** START OF SUPPLIED DATA **

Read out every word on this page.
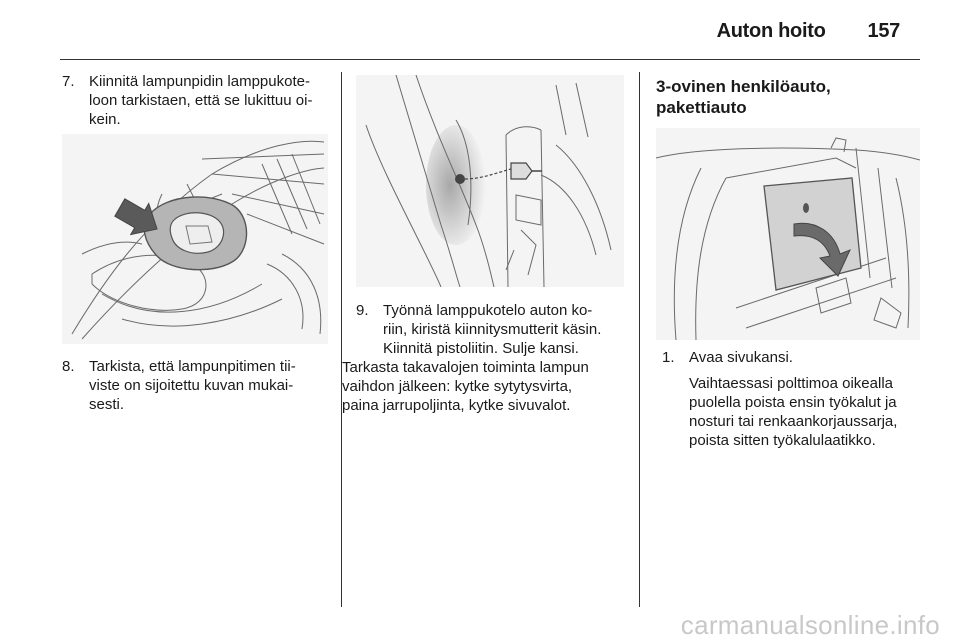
Auton hoito 157
7. Kiinnitä lampunpidin lamppukote-
loon tarkistaen, että se lukittuu oi-
kein.
8. Tarkista, että lampunpitimen tii-
viste on sijoitettu kuvan mukai-
sesti.
9. Työnnä lamppukotelo auton ko-
riin, kiristä kiinnitysmutterit käsin.
Kiinnitä pistoliitin. Sulje kansi.
Tarkasta takavalojen toiminta lampun
vaihdon jälkeen: kytke sytytysvirta,
paina jarrupoljinta, kytke sivuvalot.
3-ovinen henkilöauto,
pakettiauto
1. Avaa sivukansi.
Vaihtaessasi polttimoa oikealla
puolella poista ensin työkalut ja
nosturi tai renkaankorjaussarja,
poista sitten työkalulaatikko.
carmanualsonline.info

** END OF SUPPLIED DATA **

Without including the pictures, return each record above exactly as it stands.

--- FULL SOLUTION ---
Read out every word on this page.
Auton hoito 157
7. Kiinnitä lampunpidin lamppukote-
loon tarkistaen, että se lukittuu oi-
kein.
8. Tarkista, että lampunpitimen tii-
viste on sijoitettu kuvan mukai-
sesti.
9. Työnnä lamppukotelo auton ko-
riin, kiristä kiinnitysmutterit käsin.
Kiinnitä pistoliitin. Sulje kansi.
Tarkasta takavalojen toiminta lampun
vaihdon jälkeen: kytke sytytysvirta,
paina jarrupoljinta, kytke sivuvalot.
3-ovinen henkilöauto,
pakettiauto
1. Avaa sivukansi.
Vaihtaessasi polttimoa oikealla
puolella poista ensin työkalut ja
nosturi tai renkaankorjaussarja,
poista sitten työkalulaatikko.
carmanualsonline.info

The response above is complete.